Dataset items:
........

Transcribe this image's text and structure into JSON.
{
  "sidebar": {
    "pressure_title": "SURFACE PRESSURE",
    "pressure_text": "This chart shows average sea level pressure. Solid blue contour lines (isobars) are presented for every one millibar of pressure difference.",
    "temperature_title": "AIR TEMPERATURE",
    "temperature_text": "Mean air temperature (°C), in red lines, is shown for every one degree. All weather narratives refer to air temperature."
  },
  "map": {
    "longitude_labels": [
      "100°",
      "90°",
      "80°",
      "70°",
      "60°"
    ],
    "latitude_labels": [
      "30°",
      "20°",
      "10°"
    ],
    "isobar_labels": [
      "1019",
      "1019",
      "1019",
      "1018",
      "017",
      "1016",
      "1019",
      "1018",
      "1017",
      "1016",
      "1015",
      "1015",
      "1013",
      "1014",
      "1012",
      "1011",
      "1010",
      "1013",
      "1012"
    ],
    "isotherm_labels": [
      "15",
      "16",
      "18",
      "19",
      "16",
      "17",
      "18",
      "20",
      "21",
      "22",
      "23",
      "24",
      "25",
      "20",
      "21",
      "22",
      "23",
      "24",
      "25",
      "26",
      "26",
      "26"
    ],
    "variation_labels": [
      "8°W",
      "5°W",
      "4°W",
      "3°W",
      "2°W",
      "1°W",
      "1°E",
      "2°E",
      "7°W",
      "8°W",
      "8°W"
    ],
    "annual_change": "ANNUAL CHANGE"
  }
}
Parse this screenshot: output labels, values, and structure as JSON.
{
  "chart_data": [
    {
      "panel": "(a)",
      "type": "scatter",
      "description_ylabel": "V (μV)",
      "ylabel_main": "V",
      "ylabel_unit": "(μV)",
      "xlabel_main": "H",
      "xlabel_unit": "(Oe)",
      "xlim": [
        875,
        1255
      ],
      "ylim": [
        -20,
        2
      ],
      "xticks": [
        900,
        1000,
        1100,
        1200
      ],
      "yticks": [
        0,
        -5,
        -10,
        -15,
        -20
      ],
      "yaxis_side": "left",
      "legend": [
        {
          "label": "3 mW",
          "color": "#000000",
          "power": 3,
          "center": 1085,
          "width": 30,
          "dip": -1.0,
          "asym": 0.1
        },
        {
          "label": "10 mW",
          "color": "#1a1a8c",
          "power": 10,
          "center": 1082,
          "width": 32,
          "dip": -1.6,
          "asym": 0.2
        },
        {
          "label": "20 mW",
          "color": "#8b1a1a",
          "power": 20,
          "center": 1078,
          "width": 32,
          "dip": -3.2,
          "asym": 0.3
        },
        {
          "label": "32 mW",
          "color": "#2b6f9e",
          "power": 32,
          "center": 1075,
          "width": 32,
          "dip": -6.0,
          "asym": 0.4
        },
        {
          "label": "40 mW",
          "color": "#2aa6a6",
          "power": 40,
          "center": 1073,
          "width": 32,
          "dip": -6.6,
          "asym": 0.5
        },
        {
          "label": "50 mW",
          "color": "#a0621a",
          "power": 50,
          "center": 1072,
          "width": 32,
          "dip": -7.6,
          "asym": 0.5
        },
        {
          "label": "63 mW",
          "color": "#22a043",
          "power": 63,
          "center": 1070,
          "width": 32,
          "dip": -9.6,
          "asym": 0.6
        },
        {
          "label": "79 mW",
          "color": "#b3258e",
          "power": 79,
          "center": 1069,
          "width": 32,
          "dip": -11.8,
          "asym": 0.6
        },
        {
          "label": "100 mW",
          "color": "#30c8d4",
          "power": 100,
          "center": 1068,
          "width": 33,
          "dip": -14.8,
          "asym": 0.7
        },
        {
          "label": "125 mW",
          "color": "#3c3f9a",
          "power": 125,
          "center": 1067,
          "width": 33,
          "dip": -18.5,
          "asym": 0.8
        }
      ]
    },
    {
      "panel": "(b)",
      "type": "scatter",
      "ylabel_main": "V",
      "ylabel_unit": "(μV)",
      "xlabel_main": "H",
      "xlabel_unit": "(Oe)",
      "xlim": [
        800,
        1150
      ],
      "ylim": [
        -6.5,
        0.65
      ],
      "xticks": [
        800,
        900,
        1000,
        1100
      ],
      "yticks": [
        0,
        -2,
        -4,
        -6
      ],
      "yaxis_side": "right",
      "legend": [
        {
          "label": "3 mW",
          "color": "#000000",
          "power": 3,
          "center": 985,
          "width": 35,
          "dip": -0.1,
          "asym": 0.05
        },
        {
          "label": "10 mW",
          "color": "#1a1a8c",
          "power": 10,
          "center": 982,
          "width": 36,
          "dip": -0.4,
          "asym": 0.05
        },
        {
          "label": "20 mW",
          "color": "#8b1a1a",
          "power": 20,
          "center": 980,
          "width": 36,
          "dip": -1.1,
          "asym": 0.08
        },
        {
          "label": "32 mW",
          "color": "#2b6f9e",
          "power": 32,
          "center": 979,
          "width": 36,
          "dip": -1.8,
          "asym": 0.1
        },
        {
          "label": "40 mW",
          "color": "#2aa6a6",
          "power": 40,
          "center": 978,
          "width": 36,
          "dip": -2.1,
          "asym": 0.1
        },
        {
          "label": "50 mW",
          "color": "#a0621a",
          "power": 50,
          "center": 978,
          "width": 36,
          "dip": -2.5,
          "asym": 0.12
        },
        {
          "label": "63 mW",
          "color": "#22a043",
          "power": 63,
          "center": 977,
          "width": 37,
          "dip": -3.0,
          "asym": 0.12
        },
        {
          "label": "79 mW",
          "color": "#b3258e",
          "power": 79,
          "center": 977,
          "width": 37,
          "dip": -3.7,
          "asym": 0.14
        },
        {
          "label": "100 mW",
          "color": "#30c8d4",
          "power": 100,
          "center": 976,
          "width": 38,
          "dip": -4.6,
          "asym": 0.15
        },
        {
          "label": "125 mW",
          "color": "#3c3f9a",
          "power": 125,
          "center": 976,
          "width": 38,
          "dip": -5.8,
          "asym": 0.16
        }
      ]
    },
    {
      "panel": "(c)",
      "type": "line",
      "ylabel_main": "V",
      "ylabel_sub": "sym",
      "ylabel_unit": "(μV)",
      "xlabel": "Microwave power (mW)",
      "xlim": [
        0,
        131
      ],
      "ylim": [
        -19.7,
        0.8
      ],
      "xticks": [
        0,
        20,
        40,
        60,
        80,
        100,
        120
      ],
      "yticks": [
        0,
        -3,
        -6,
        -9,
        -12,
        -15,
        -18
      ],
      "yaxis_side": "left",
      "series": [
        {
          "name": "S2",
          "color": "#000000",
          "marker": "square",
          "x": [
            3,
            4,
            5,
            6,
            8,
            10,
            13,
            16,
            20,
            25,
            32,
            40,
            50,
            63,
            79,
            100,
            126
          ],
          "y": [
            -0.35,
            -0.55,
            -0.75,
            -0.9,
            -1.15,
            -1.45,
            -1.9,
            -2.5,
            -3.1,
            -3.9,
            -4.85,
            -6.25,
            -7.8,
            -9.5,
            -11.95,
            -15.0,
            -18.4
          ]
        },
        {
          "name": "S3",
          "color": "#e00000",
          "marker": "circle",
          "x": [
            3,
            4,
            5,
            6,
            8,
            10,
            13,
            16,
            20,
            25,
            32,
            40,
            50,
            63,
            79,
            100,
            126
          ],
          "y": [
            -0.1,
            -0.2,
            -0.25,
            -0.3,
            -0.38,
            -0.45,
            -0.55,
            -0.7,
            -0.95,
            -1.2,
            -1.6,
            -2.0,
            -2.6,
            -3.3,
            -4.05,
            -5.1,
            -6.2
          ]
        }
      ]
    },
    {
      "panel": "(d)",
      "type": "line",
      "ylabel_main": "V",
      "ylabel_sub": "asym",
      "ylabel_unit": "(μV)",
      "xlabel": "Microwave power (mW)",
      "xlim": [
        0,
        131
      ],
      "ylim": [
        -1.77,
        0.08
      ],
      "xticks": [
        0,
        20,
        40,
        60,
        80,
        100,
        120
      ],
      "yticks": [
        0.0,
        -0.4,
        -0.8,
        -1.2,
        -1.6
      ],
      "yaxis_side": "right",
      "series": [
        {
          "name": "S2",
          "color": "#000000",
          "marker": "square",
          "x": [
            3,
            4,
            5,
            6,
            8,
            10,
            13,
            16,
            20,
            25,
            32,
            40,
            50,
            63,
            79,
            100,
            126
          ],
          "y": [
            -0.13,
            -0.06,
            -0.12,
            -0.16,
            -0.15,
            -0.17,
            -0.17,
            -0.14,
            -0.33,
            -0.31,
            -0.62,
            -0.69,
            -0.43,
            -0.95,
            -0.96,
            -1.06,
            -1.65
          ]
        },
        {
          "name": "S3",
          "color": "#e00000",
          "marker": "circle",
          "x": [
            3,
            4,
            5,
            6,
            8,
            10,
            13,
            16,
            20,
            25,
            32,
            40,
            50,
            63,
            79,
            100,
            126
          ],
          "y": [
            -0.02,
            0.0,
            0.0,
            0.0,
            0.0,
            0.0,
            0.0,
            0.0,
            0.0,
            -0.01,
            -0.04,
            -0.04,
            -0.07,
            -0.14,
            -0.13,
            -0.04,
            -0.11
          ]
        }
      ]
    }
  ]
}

........

Reply with nothing but a number: how many lines of the entries above contain the string "structure"?

2